EXERCISE PROMPT:
Copy every line of the following data that includes the string "Hormuz".

DATA PROVIDED:
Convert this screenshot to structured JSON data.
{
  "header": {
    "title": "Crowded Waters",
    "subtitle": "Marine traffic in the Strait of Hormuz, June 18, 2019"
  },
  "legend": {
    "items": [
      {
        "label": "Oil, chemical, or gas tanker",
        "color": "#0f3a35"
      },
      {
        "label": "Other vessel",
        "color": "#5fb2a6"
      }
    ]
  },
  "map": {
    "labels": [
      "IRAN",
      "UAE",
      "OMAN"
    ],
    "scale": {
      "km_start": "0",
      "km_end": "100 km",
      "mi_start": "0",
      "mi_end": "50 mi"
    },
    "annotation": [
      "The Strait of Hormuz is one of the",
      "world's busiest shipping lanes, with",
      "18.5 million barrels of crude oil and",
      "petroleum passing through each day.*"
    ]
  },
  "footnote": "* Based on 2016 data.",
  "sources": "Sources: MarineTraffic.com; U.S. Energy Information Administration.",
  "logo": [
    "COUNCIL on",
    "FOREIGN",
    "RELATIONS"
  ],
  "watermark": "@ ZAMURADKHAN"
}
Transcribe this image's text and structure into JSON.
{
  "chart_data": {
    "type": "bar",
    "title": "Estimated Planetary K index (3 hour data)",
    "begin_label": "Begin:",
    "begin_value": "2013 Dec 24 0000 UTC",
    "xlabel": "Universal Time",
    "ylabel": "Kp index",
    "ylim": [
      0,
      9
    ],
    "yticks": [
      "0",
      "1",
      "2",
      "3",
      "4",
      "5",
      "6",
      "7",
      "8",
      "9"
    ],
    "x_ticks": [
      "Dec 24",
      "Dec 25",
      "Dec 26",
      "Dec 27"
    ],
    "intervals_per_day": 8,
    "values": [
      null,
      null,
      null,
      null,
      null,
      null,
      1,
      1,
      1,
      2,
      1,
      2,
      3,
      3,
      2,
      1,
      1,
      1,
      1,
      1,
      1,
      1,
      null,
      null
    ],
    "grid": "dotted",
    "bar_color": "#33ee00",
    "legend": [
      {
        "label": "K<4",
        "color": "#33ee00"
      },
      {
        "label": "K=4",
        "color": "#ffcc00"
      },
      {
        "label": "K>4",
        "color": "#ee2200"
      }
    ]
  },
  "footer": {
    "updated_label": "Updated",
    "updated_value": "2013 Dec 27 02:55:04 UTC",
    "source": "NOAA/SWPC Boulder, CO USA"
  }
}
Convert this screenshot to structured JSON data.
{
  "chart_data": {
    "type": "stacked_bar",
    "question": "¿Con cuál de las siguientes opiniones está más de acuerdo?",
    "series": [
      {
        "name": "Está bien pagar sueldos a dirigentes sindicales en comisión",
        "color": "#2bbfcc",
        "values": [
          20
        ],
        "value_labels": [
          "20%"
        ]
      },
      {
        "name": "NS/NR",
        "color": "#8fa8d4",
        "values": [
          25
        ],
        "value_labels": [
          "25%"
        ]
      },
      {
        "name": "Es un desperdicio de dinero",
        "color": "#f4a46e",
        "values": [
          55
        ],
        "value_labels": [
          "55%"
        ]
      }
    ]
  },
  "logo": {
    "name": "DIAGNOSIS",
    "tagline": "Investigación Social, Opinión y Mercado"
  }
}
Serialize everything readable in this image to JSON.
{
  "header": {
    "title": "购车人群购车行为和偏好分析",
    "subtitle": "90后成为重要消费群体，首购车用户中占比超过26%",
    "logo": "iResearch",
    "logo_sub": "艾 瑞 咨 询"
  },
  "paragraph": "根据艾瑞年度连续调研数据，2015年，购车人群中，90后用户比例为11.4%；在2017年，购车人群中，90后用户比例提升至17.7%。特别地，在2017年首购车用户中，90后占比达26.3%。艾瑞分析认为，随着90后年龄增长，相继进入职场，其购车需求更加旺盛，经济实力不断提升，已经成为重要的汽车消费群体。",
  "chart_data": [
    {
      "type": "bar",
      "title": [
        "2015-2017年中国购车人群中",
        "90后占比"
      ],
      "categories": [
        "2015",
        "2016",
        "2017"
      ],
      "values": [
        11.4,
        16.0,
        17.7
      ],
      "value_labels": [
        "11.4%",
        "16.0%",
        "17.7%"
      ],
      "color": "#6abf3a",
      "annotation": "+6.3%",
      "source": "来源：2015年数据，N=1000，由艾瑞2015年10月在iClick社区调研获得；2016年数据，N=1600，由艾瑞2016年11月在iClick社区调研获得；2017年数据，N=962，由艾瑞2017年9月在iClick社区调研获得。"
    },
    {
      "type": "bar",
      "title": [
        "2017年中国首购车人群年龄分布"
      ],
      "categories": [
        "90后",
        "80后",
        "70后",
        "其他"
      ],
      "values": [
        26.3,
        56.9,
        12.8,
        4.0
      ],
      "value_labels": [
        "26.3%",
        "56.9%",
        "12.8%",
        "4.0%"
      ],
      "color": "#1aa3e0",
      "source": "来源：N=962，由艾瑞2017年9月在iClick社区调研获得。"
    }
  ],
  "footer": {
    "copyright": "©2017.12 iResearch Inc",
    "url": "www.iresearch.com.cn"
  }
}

THE RESPONSE:
    "subtitle": "Marine traffic in the Strait of Hormuz, June 18, 2019"
      "The Strait of Hormuz is one of the",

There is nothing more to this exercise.